--- start SUPPLIED MATERIAL ---
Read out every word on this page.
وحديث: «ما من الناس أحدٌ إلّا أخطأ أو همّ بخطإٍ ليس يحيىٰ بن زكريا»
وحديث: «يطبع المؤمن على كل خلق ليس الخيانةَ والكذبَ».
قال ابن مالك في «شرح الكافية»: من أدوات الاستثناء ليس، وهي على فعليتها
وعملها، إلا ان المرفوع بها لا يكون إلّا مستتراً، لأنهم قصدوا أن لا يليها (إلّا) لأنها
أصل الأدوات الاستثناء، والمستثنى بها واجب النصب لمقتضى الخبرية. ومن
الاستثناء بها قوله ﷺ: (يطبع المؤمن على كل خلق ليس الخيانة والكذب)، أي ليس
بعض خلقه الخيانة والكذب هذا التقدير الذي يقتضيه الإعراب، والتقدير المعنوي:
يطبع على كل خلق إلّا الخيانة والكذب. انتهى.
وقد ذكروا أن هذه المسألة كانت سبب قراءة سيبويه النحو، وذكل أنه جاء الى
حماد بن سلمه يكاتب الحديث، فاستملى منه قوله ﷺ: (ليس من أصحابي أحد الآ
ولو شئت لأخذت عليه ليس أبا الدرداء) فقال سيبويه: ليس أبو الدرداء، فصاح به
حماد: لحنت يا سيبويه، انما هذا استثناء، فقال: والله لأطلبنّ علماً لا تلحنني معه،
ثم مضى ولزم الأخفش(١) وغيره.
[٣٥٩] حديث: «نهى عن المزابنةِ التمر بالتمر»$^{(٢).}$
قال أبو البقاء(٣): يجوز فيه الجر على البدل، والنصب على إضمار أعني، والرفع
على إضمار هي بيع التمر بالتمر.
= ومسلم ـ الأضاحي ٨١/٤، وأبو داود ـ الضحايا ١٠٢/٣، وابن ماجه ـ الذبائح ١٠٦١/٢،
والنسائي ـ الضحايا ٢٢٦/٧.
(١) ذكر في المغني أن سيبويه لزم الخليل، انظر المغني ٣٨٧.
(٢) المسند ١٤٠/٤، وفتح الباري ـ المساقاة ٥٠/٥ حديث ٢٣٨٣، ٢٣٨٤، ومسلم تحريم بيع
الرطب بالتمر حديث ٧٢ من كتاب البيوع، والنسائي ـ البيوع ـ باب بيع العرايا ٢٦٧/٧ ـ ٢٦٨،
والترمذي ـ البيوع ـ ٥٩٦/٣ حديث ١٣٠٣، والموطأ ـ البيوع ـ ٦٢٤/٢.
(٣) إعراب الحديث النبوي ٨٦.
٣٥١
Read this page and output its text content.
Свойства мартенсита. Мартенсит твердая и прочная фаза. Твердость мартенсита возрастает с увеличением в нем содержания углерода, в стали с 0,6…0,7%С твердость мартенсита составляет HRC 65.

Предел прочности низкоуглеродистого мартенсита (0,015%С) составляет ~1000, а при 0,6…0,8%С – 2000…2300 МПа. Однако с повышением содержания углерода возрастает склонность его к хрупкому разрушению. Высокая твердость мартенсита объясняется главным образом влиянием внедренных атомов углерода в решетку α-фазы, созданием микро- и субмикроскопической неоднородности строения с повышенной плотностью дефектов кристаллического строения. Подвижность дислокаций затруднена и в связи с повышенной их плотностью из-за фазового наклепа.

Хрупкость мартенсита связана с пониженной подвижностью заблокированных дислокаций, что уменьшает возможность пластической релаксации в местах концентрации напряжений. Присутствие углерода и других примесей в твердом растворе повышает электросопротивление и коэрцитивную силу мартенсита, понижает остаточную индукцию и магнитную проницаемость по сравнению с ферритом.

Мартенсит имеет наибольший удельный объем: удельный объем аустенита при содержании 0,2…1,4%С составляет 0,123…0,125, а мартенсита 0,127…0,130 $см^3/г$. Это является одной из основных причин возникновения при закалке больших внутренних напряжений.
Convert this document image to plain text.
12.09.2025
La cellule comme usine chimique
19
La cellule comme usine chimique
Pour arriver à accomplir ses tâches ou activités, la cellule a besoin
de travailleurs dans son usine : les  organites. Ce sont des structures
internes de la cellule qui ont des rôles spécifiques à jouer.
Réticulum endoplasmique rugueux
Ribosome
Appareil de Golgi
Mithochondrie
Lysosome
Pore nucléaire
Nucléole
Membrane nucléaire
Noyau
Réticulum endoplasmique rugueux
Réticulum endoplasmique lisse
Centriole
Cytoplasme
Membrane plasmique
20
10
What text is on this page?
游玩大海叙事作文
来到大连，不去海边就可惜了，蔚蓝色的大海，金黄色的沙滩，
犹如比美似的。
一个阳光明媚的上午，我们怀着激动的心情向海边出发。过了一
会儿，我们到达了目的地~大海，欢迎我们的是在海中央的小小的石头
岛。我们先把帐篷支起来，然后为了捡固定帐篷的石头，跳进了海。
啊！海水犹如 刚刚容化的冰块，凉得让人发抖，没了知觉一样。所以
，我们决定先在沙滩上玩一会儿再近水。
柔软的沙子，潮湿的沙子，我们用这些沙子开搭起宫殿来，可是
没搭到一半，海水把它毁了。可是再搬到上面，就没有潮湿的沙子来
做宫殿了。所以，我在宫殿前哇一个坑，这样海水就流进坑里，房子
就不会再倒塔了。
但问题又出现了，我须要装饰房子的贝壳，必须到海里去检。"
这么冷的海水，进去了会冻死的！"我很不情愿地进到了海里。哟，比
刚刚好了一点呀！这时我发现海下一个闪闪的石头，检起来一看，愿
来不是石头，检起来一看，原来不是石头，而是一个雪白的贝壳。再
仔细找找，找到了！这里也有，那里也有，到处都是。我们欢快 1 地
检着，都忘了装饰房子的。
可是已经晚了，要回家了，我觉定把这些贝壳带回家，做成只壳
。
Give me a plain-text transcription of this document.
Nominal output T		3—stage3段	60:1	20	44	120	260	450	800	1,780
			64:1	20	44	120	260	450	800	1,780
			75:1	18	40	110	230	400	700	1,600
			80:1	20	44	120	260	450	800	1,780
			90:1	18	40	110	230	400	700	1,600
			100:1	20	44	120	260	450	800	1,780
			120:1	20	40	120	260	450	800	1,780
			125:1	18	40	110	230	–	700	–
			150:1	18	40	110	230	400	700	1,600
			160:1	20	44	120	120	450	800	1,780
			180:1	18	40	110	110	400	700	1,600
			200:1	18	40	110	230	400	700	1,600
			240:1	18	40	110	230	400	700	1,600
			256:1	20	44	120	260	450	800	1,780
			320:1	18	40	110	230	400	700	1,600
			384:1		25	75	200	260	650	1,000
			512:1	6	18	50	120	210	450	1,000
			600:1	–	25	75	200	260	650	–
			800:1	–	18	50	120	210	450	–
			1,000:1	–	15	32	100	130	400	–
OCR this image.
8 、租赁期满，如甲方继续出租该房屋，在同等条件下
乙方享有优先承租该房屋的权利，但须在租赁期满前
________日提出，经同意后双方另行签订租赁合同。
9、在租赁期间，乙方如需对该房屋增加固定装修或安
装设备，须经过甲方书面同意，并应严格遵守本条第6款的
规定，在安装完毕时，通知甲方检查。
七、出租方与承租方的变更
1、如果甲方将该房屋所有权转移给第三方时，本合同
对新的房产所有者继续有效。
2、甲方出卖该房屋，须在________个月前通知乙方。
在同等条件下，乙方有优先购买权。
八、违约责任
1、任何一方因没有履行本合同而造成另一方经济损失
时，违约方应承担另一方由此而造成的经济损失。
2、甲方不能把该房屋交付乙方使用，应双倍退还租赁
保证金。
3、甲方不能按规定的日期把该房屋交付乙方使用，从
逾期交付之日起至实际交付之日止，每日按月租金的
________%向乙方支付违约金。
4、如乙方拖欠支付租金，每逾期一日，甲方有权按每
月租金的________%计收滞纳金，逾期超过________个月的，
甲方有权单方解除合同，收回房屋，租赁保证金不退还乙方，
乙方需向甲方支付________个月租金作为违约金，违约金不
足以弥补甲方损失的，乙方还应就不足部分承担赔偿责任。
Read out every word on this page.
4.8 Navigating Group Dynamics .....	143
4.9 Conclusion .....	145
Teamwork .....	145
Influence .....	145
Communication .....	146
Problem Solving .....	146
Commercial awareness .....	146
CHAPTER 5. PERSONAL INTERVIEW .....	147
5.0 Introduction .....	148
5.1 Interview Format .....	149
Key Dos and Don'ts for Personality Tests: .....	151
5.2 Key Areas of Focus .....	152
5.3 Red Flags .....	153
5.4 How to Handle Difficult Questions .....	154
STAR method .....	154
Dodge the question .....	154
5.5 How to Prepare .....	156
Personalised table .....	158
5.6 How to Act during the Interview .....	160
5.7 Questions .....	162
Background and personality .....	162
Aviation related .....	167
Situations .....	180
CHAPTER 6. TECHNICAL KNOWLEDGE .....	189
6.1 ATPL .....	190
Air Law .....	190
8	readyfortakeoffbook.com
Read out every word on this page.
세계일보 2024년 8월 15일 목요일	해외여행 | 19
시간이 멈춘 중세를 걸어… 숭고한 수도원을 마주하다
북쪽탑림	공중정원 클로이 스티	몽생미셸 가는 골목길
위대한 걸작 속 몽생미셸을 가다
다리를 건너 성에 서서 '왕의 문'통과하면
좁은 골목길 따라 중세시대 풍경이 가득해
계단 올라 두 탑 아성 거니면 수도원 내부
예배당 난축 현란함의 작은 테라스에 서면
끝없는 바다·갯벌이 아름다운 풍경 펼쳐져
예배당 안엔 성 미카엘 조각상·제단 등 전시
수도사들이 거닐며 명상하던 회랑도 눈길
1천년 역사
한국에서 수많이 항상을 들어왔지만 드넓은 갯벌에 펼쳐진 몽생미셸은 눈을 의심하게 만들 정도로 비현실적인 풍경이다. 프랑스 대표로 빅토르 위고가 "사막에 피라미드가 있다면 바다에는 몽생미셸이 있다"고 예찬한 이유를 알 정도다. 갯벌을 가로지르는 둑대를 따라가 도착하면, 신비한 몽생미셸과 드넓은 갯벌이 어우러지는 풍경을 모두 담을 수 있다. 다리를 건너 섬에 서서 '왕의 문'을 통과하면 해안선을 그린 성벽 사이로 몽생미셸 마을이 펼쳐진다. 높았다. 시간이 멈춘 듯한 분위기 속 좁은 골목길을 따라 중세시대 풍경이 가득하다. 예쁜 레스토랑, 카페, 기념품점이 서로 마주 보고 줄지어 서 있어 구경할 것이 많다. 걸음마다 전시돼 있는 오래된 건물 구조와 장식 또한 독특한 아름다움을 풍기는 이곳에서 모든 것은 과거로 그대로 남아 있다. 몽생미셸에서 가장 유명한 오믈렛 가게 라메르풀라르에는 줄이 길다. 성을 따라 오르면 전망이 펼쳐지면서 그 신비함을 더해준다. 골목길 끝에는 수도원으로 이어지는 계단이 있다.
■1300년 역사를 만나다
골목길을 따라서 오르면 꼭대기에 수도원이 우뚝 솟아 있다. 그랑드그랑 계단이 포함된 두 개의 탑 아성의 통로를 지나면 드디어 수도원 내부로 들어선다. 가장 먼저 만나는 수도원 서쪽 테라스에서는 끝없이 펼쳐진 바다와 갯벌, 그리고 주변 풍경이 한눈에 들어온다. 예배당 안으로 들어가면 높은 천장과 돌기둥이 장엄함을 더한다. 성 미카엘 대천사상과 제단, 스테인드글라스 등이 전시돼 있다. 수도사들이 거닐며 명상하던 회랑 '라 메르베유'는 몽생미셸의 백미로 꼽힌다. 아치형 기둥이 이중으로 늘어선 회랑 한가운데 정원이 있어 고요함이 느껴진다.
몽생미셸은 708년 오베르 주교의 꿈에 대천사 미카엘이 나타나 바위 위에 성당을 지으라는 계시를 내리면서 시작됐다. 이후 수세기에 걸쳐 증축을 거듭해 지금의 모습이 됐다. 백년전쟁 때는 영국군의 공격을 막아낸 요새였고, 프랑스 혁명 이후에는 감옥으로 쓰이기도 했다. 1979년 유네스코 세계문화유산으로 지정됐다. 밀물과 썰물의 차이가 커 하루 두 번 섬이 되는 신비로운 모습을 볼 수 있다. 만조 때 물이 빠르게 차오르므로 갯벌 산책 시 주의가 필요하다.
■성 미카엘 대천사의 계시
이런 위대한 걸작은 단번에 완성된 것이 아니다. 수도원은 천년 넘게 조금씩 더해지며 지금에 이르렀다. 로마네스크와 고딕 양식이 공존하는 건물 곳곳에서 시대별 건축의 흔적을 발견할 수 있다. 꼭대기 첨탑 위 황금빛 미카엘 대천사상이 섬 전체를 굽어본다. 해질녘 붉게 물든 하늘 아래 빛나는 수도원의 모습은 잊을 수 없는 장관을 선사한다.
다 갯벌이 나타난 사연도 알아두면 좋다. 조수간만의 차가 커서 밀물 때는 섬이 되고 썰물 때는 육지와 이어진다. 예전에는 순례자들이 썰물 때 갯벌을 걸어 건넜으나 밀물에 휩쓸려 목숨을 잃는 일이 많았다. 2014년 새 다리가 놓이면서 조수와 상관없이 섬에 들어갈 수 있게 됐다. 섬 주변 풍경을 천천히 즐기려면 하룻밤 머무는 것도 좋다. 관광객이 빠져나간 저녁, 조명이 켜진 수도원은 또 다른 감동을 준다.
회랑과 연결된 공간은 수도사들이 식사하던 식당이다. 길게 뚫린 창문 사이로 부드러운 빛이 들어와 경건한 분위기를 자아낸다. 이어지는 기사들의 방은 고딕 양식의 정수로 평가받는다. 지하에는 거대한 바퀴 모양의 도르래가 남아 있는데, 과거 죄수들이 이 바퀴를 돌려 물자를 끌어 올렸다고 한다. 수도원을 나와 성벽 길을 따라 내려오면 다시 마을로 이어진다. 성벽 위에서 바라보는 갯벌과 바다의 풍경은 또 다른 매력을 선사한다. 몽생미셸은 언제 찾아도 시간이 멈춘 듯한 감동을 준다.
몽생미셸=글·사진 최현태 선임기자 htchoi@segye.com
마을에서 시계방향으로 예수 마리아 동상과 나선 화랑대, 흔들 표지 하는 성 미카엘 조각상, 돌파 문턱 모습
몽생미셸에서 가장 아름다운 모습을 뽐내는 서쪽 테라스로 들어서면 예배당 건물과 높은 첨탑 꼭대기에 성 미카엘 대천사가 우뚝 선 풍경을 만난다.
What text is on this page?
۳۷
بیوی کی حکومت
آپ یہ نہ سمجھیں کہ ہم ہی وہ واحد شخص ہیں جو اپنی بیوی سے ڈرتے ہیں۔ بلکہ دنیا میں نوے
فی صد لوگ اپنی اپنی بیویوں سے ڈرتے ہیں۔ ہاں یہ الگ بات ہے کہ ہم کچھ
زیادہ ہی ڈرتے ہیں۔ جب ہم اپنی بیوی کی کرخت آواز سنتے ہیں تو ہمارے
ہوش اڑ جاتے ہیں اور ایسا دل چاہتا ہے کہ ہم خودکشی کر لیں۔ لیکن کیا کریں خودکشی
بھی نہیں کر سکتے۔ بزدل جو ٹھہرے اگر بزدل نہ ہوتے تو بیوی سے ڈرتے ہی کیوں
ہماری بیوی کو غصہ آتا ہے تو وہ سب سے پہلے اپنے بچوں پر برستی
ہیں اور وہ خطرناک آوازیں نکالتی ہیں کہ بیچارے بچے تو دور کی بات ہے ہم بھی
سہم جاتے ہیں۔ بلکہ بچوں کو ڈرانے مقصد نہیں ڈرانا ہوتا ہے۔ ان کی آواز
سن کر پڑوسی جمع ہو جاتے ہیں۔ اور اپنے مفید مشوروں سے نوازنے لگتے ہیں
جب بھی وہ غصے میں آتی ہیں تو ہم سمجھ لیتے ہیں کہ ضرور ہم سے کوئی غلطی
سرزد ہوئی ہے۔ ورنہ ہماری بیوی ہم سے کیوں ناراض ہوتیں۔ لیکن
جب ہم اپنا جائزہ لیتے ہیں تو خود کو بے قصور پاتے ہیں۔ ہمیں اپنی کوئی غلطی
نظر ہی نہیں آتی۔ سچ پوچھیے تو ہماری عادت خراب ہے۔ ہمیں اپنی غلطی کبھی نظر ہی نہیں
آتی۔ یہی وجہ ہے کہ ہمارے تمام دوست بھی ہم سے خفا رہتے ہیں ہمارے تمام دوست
--- end SUPPLIED MATERIAL ---
■ WHAT TO PRODUCE ■
Find how many of the lines above have the word "image" in them. State only that number.

■ WRITTEN SOLUTION ■
2